» Problem requirements
Output the lines of these records as a numbered list, omitting any blank lines.

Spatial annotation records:
┏━━

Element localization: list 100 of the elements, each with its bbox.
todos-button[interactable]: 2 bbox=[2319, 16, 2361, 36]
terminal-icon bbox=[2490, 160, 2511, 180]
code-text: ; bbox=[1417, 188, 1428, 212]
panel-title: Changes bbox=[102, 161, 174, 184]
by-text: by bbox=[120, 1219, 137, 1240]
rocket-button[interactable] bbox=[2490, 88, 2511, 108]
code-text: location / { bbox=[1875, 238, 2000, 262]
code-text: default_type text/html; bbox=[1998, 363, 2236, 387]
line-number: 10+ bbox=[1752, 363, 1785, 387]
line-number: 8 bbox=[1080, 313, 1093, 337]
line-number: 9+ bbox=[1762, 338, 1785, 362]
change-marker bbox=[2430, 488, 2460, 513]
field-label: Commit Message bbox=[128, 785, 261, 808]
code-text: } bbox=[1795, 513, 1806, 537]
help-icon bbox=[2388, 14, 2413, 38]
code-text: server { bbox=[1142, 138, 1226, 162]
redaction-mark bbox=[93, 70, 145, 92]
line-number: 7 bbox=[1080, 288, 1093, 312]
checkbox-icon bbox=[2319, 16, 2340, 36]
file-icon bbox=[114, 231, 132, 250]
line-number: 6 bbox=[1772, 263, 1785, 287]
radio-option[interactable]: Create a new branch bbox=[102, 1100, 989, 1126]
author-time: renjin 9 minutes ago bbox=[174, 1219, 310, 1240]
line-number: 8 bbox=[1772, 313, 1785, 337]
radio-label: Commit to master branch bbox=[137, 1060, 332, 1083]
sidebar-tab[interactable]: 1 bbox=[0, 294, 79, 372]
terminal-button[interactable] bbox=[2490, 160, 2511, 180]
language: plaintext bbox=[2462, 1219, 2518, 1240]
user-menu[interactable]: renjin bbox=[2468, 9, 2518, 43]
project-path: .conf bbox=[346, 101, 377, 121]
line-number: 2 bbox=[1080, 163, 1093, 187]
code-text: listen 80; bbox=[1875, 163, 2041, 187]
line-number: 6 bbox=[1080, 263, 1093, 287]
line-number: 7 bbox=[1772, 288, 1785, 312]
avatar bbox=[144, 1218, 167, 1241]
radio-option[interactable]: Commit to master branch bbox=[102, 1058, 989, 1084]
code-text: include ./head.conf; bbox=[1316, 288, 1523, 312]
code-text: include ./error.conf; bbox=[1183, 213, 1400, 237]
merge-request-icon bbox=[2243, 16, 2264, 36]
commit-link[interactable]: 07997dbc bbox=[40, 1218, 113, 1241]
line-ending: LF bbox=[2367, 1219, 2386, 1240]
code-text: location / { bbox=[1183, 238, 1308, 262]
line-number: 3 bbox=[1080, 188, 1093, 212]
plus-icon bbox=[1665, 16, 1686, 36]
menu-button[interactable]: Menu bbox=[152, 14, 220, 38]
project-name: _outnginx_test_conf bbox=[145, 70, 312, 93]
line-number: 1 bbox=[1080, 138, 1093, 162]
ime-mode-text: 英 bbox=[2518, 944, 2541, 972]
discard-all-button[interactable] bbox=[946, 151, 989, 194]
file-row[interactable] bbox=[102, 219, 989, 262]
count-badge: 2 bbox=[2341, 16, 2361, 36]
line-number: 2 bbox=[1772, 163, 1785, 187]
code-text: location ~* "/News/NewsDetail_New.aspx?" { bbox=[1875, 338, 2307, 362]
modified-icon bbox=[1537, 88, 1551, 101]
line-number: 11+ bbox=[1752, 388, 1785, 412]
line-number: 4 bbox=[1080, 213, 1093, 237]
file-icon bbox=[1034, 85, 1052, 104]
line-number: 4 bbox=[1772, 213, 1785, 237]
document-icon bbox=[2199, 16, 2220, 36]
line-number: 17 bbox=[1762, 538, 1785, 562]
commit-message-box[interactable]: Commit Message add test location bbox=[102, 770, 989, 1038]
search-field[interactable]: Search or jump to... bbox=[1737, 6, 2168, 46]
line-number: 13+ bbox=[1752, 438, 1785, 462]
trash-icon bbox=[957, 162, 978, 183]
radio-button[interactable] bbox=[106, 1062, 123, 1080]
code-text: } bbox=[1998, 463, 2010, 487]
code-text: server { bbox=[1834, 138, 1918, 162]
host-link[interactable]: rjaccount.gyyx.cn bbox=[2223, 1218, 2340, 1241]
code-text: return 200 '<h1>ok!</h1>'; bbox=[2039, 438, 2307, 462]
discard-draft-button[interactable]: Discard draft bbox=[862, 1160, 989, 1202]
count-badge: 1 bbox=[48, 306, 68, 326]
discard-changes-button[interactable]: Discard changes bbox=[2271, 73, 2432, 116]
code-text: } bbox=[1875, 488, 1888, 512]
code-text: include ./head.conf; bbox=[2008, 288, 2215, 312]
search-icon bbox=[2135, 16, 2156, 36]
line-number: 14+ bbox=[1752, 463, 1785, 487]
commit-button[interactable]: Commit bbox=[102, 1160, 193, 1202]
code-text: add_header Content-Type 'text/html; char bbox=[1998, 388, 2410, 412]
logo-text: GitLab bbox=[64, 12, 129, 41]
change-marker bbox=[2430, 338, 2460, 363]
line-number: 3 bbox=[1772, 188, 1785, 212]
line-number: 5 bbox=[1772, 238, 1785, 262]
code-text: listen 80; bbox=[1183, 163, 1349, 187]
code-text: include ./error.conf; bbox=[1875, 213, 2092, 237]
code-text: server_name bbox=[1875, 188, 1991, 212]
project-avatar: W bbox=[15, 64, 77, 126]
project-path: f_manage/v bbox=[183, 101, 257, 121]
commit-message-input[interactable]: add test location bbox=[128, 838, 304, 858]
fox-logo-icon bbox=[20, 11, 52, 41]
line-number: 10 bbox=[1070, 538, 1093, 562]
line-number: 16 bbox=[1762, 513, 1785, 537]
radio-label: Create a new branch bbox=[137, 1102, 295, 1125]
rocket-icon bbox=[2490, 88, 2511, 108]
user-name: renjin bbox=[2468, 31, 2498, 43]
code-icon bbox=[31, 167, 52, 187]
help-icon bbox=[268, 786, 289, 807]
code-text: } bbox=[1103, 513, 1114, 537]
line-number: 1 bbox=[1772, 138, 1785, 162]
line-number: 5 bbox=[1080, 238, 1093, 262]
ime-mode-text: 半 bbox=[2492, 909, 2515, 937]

┗━━

» Response to this exercise
1. Element localization: list 100 of the elements, each with its bbox.
2. todos-button[interactable]: 2 bbox=[2319, 16, 2361, 36]
3. terminal-icon bbox=[2490, 160, 2511, 180]
4. code-text: ; bbox=[1417, 188, 1428, 212]
5. panel-title: Changes bbox=[102, 161, 174, 184]
6. by-text: by bbox=[120, 1219, 137, 1240]
7. rocket-button[interactable] bbox=[2490, 88, 2511, 108]
8. code-text: location / { bbox=[1875, 238, 2000, 262]
9. code-text: default_type text/html; bbox=[1998, 363, 2236, 387]
10. line-number: 10+ bbox=[1752, 363, 1785, 387]
11. line-number: 8 bbox=[1080, 313, 1093, 337]
12. line-number: 9+ bbox=[1762, 338, 1785, 362]
13. change-marker bbox=[2430, 488, 2460, 513]
14. field-label: Commit Message bbox=[128, 785, 261, 808]
15. code-text: } bbox=[1795, 513, 1806, 537]
16. help-icon bbox=[2388, 14, 2413, 38]
17. code-text: server { bbox=[1142, 138, 1226, 162]
18. redaction-mark bbox=[93, 70, 145, 92]
19. line-number: 7 bbox=[1080, 288, 1093, 312]
20. checkbox-icon bbox=[2319, 16, 2340, 36]
21. file-icon bbox=[114, 231, 132, 250]
22. line-number: 6 bbox=[1772, 263, 1785, 287]
23. radio-option[interactable]: Create a new branch bbox=[102, 1100, 989, 1126]
24. author-time: renjin 9 minutes ago bbox=[174, 1219, 310, 1240]
25. line-number: 8 bbox=[1772, 313, 1785, 337]
26. radio-label: Commit to master branch bbox=[137, 1060, 332, 1083]
27. sidebar-tab[interactable]: 1 bbox=[0, 294, 79, 372]
28. terminal-button[interactable] bbox=[2490, 160, 2511, 180]
29. language: plaintext bbox=[2462, 1219, 2518, 1240]
30. user-menu[interactable]: renjin bbox=[2468, 9, 2518, 43]
31. project-path: .conf bbox=[346, 101, 377, 121]
32. line-number: 2 bbox=[1080, 163, 1093, 187]
33. code-text: listen 80; bbox=[1875, 163, 2041, 187]
34. line-number: 6 bbox=[1080, 263, 1093, 287]
35. line-number: 7 bbox=[1772, 288, 1785, 312]
36. avatar bbox=[144, 1218, 167, 1241]
37. radio-option[interactable]: Commit to master branch bbox=[102, 1058, 989, 1084]
38. code-text: include ./head.conf; bbox=[1316, 288, 1523, 312]
39. code-text: include ./error.conf; bbox=[1183, 213, 1400, 237]
40. merge-request-icon bbox=[2243, 16, 2264, 36]
41. commit-link[interactable]: 07997dbc bbox=[40, 1218, 113, 1241]
42. line-ending: LF bbox=[2367, 1219, 2386, 1240]
43. code-text: location / { bbox=[1183, 238, 1308, 262]
44. line-number: 3 bbox=[1080, 188, 1093, 212]
45. plus-icon bbox=[1665, 16, 1686, 36]
46. menu-button[interactable]: Menu bbox=[152, 14, 220, 38]
47. project-name: _outnginx_test_conf bbox=[145, 70, 312, 93]
48. line-number: 1 bbox=[1080, 138, 1093, 162]
49. ime-mode-text: 英 bbox=[2518, 944, 2541, 972]
50. discard-all-button[interactable] bbox=[946, 151, 989, 194]
51. file-row[interactable] bbox=[102, 219, 989, 262]
52. count-badge: 2 bbox=[2341, 16, 2361, 36]
53. line-number: 2 bbox=[1772, 163, 1785, 187]
54. code-text: location ~* "/News/NewsDetail_New.aspx?" { bbox=[1875, 338, 2307, 362]
55. modified-icon bbox=[1537, 88, 1551, 101]
56. line-number: 11+ bbox=[1752, 388, 1785, 412]
57. line-number: 4 bbox=[1080, 213, 1093, 237]
58. file-icon bbox=[1034, 85, 1052, 104]
59. line-number: 4 bbox=[1772, 213, 1785, 237]
60. document-icon bbox=[2199, 16, 2220, 36]
61. line-number: 17 bbox=[1762, 538, 1785, 562]
62. commit-message-box[interactable]: Commit Message add test location bbox=[102, 770, 989, 1038]
63. search-field[interactable]: Search or jump to... bbox=[1737, 6, 2168, 46]
64. line-number: 13+ bbox=[1752, 438, 1785, 462]
65. trash-icon bbox=[957, 162, 978, 183]
66. radio-button[interactable] bbox=[106, 1062, 123, 1080]
67. code-text: } bbox=[1998, 463, 2010, 487]
68. code-text: server { bbox=[1834, 138, 1918, 162]
69. host-link[interactable]: rjaccount.gyyx.cn bbox=[2223, 1218, 2340, 1241]
70. code-text: return 200 '<h1>ok!</h1>'; bbox=[2039, 438, 2307, 462]
71. discard-draft-button[interactable]: Discard draft bbox=[862, 1160, 989, 1202]
72. count-badge: 1 bbox=[48, 306, 68, 326]
73. discard-changes-button[interactable]: Discard changes bbox=[2271, 73, 2432, 116]
74. code-text: } bbox=[1875, 488, 1888, 512]
75. code-text: include ./head.conf; bbox=[2008, 288, 2215, 312]
76. search-icon bbox=[2135, 16, 2156, 36]
77. line-number: 14+ bbox=[1752, 463, 1785, 487]
78. commit-button[interactable]: Commit bbox=[102, 1160, 193, 1202]
79. code-text: add_header Content-Type 'text/html; char bbox=[1998, 388, 2410, 412]
80. logo-text: GitLab bbox=[64, 12, 129, 41]
81. change-marker bbox=[2430, 338, 2460, 363]
82. line-number: 3 bbox=[1772, 188, 1785, 212]
83. line-number: 5 bbox=[1772, 238, 1785, 262]
84. code-text: listen 80; bbox=[1183, 163, 1349, 187]
85. code-text: include ./error.conf; bbox=[1875, 213, 2092, 237]
86. code-text: server_name bbox=[1875, 188, 1991, 212]
87. project-avatar: W bbox=[15, 64, 77, 126]
88. project-path: f_manage/v bbox=[183, 101, 257, 121]
89. commit-message-input[interactable]: add test location bbox=[128, 838, 304, 858]
90. fox-logo-icon bbox=[20, 11, 52, 41]
91. line-number: 10 bbox=[1070, 538, 1093, 562]
92. line-number: 16 bbox=[1762, 513, 1785, 537]
93. radio-label: Create a new branch bbox=[137, 1102, 295, 1125]
94. rocket-icon bbox=[2490, 88, 2511, 108]
95. user-name: renjin bbox=[2468, 31, 2498, 43]
96. code-icon bbox=[31, 167, 52, 187]
97. help-icon bbox=[268, 786, 289, 807]
98. code-text: } bbox=[1103, 513, 1114, 537]
99. line-number: 1 bbox=[1772, 138, 1785, 162]
100. line-number: 5 bbox=[1080, 238, 1093, 262]
101. ime-mode-text: 半 bbox=[2492, 909, 2515, 937]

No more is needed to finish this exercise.